What the task asks: All of the records below should be output exactly.

___

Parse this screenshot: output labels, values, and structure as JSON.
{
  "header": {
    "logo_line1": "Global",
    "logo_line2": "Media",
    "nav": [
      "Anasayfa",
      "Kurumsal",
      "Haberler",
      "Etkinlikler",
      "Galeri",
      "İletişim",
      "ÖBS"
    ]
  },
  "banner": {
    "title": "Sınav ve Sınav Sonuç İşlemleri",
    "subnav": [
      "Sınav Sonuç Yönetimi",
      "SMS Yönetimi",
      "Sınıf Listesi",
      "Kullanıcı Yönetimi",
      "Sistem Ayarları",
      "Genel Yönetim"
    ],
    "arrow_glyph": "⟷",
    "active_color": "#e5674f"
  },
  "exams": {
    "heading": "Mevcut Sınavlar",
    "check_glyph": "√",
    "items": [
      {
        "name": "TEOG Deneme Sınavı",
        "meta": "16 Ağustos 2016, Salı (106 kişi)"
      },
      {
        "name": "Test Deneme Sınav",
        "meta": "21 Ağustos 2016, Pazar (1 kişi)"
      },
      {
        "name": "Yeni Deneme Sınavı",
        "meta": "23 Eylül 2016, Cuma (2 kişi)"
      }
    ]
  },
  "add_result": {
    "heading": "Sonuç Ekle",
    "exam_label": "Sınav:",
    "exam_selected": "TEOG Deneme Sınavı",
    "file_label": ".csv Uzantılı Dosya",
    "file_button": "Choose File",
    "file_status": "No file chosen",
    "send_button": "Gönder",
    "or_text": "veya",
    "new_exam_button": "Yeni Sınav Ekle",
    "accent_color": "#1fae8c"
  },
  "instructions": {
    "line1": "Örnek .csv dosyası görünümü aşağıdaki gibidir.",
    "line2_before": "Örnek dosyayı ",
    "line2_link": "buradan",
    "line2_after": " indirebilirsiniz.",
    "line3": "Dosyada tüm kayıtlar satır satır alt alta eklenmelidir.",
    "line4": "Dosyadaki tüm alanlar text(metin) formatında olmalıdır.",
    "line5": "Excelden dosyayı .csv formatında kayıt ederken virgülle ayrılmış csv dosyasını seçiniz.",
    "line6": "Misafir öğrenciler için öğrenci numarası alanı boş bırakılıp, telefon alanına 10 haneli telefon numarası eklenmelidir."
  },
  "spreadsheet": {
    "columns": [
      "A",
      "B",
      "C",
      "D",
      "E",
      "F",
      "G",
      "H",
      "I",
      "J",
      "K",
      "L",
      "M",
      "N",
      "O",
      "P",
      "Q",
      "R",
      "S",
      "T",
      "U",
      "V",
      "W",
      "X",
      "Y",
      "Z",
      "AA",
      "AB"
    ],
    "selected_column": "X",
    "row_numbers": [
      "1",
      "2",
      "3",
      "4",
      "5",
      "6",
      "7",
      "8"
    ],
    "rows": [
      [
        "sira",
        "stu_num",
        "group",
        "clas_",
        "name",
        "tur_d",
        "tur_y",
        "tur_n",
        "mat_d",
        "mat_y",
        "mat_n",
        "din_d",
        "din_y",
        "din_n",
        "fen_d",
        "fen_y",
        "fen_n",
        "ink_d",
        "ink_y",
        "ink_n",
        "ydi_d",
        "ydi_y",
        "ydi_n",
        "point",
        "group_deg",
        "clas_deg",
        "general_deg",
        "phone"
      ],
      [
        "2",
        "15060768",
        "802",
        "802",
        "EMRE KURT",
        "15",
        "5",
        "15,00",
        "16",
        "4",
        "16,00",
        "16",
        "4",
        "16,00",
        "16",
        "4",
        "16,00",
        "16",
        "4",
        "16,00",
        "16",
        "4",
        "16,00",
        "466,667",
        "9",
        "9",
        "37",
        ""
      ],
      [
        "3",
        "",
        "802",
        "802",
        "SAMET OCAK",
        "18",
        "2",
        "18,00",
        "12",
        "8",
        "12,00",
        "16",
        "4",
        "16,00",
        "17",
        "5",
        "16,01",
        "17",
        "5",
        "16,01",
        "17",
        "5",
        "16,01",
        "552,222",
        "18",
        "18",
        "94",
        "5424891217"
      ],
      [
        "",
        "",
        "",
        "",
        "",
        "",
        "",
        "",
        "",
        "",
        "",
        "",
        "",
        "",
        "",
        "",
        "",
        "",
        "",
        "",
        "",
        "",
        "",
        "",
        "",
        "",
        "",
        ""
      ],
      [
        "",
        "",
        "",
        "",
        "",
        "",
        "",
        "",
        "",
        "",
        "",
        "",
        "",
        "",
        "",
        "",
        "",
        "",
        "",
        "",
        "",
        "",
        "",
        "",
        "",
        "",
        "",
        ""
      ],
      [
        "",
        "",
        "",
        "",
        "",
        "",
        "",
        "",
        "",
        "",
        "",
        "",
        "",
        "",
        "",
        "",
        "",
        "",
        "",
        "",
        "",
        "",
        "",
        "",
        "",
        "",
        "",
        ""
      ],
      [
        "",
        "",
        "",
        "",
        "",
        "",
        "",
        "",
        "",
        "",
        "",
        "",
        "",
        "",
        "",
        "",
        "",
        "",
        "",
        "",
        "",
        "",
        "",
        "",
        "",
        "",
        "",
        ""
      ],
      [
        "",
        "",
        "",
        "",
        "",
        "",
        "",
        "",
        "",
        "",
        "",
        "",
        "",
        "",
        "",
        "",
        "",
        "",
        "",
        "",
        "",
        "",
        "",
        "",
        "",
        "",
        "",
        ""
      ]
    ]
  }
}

___

Expected output:
Parse this screenshot: output labels, values, and structure as JSON.
{
  "header": {
    "logo_line1": "Global",
    "logo_line2": "Media",
    "nav": [
      "Anasayfa",
      "Kurumsal",
      "Haberler",
      "Etkinlikler",
      "Galeri",
      "İletişim",
      "ÖBS"
    ]
  },
  "banner": {
    "title": "Sınav ve Sınav Sonuç İşlemleri",
    "subnav": [
      "Sınav Sonuç Yönetimi",
      "SMS Yönetimi",
      "Sınıf Listesi",
      "Kullanıcı Yönetimi",
      "Sistem Ayarları",
      "Genel Yönetim"
    ],
    "arrow_glyph": "⟷",
    "active_color": "#e5674f"
  },
  "exams": {
    "heading": "Mevcut Sınavlar",
    "check_glyph": "√",
    "items": [
      {
        "name": "TEOG Deneme Sınavı",
        "meta": "16 Ağustos 2016, Salı (106 kişi)"
      },
      {
        "name": "Test Deneme Sınav",
        "meta": "21 Ağustos 2016, Pazar (1 kişi)"
      },
      {
        "name": "Yeni Deneme Sınavı",
        "meta": "23 Eylül 2016, Cuma (2 kişi)"
      }
    ]
  },
  "add_result": {
    "heading": "Sonuç Ekle",
    "exam_label": "Sınav:",
    "exam_selected": "TEOG Deneme Sınavı",
    "file_label": ".csv Uzantılı Dosya",
    "file_button": "Choose File",
    "file_status": "No file chosen",
    "send_button": "Gönder",
    "or_text": "veya",
    "new_exam_button": "Yeni Sınav Ekle",
    "accent_color": "#1fae8c"
  },
  "instructions": {
    "line1": "Örnek .csv dosyası görünümü aşağıdaki gibidir.",
    "line2_before": "Örnek dosyayı ",
    "line2_link": "buradan",
    "line2_after": " indirebilirsiniz.",
    "line3": "Dosyada tüm kayıtlar satır satır alt alta eklenmelidir.",
    "line4": "Dosyadaki tüm alanlar text(metin) formatında olmalıdır.",
    "line5": "Excelden dosyayı .csv formatında kayıt ederken virgülle ayrılmış csv dosyasını seçiniz.",
    "line6": "Misafir öğrenciler için öğrenci numarası alanı boş bırakılıp, telefon alanına 10 haneli telefon numarası eklenmelidir."
  },
  "spreadsheet": {
    "columns": [
      "A",
      "B",
      "C",
      "D",
      "E",
      "F",
      "G",
      "H",
      "I",
      "J",
      "K",
      "L",
      "M",
      "N",
      "O",
      "P",
      "Q",
      "R",
      "S",
      "T",
      "U",
      "V",
      "W",
      "X",
      "Y",
      "Z",
      "AA",
      "AB"
    ],
    "selected_column": "X",
    "row_numbers": [
      "1",
      "2",
      "3",
      "4",
      "5",
      "6",
      "7",
      "8"
    ],
    "rows": [
      [
        "sira",
        "stu_num",
        "group",
        "clas_",
        "name",
        "tur_d",
        "tur_y",
        "tur_n",
        "mat_d",
        "mat_y",
        "mat_n",
        "din_d",
        "din_y",
        "din_n",
        "fen_d",
        "fen_y",
        "fen_n",
        "ink_d",
        "ink_y",
        "ink_n",
        "ydi_d",
        "ydi_y",
        "ydi_n",
        "point",
        "group_deg",
        "clas_deg",
        "general_deg",
        "phone"
      ],
      [
        "2",
        "15060768",
        "802",
        "802",
        "EMRE KURT",
        "15",
        "5",
        "15,00",
        "16",
        "4",
        "16,00",
        "16",
        "4",
        "16,00",
        "16",
        "4",
        "16,00",
        "16",
        "4",
        "16,00",
        "16",
        "4",
        "16,00",
        "466,667",
        "9",
        "9",
        "37",
        ""
      ],
      [
        "3",
        "",
        "802",
        "802",
        "SAMET OCAK",
        "18",
        "2",
        "18,00",
        "12",
        "8",
        "12,00",
        "16",
        "4",
        "16,00",
        "17",
        "5",
        "16,01",
        "17",
        "5",
        "16,01",
        "17",
        "5",
        "16,01",
        "552,222",
        "18",
        "18",
        "94",
        "5424891217"
      ],
      [
        "",
        "",
        "",
        "",
        "",
        "",
        "",
        "",
        "",
        "",
        "",
        "",
        "",
        "",
        "",
        "",
        "",
        "",
        "",
        "",
        "",
        "",
        "",
        "",
        "",
        "",
        "",
        ""
      ],
      [
        "",
        "",
        "",
        "",
        "",
        "",
        "",
        "",
        "",
        "",
        "",
        "",
        "",
        "",
        "",
        "",
        "",
        "",
        "",
        "",
        "",
        "",
        "",
        "",
        "",
        "",
        "",
        ""
      ],
      [
        "",
        "",
        "",
        "",
        "",
        "",
        "",
        "",
        "",
        "",
        "",
        "",
        "",
        "",
        "",
        "",
        "",
        "",
        "",
        "",
        "",
        "",
        "",
        "",
        "",
        "",
        "",
        ""
      ],
      [
        "",
        "",
        "",
        "",
        "",
        "",
        "",
        "",
        "",
        "",
        "",
        "",
        "",
        "",
        "",
        "",
        "",
        "",
        "",
        "",
        "",
        "",
        "",
        "",
        "",
        "",
        "",
        ""
      ],
      [
        "",
        "",
        "",
        "",
        "",
        "",
        "",
        "",
        "",
        "",
        "",
        "",
        "",
        "",
        "",
        "",
        "",
        "",
        "",
        "",
        "",
        "",
        "",
        "",
        "",
        "",
        "",
        ""
      ]
    ]
  }
}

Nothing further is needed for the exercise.